DATA IN THIS EXERCISE —
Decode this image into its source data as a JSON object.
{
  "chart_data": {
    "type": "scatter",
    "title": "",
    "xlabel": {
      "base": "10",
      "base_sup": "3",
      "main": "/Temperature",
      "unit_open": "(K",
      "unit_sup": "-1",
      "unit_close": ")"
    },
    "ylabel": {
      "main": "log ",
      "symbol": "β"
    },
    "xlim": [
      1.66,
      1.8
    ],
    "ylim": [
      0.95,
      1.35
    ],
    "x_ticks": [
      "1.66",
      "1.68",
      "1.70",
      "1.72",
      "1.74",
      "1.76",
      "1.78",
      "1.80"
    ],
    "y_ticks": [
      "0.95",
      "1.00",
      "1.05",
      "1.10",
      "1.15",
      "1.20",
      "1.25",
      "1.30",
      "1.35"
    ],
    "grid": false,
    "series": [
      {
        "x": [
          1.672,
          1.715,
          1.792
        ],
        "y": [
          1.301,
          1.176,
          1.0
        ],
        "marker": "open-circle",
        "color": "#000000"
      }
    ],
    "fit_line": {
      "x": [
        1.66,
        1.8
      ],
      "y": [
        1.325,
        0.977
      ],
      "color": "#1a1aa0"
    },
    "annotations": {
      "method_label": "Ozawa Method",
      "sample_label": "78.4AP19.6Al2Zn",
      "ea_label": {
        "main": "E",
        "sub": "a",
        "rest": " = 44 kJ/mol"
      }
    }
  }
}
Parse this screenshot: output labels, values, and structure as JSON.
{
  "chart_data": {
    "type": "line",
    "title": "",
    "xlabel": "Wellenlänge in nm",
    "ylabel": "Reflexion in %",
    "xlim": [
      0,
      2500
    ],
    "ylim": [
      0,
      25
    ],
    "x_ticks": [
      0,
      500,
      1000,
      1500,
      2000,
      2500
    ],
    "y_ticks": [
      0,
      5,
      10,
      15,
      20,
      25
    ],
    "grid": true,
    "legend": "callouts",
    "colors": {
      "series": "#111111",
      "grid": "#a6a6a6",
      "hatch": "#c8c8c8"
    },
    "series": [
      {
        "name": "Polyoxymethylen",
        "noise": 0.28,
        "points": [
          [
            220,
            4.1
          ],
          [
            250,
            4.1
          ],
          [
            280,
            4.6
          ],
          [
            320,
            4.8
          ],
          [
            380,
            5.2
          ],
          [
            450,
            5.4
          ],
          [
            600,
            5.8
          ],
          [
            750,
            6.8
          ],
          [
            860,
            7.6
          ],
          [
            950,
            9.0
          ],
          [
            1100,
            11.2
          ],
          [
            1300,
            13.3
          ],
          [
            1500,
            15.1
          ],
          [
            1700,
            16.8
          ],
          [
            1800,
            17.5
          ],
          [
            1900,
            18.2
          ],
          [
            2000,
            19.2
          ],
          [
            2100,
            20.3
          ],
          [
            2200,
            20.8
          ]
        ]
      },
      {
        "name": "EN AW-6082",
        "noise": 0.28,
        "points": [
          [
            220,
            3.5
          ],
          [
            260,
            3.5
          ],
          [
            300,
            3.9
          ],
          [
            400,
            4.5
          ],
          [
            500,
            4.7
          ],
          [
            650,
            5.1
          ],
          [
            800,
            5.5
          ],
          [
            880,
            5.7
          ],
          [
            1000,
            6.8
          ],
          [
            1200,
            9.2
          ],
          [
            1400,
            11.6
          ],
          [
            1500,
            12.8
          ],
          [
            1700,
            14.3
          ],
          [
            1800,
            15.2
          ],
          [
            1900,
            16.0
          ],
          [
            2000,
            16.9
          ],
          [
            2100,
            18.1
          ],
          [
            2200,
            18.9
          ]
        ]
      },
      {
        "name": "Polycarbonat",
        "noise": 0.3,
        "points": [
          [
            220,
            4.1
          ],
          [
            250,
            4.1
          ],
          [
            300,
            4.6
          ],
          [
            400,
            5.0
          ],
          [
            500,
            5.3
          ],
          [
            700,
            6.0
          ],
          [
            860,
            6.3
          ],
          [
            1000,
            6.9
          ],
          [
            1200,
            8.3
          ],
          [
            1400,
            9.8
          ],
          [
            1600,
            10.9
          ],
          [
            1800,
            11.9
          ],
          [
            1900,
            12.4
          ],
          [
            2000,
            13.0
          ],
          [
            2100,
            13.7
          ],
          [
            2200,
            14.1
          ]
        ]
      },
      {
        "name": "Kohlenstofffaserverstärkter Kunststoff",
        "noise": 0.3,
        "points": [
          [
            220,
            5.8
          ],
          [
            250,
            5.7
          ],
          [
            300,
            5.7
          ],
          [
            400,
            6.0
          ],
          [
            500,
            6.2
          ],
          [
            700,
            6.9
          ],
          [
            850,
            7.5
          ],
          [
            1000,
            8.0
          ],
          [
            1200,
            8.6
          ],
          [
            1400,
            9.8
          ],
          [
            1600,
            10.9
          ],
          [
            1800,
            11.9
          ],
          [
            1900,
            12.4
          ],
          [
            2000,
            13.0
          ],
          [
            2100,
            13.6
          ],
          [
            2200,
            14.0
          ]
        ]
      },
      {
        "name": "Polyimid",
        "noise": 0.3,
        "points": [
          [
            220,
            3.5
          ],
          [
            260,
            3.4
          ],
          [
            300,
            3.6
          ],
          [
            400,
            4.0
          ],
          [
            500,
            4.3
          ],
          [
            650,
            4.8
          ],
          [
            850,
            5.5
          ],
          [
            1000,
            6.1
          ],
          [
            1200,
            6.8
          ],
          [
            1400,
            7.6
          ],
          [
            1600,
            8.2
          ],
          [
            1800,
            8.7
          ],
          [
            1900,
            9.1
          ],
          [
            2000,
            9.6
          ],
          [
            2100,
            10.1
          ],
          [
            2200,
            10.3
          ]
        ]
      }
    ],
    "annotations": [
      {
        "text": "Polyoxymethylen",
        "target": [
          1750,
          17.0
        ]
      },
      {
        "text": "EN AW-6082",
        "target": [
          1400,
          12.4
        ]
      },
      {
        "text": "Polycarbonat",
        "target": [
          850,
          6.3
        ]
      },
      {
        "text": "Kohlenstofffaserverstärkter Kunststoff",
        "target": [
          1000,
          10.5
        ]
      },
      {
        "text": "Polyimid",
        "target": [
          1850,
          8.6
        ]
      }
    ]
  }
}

REQUIREMENTS — Identify the lines of the entries containing the string "Polyoxymethylen". Copy each such line.

ANSWER —
        "name": "Polyoxymethylen",
        "text": "Polyoxymethylen",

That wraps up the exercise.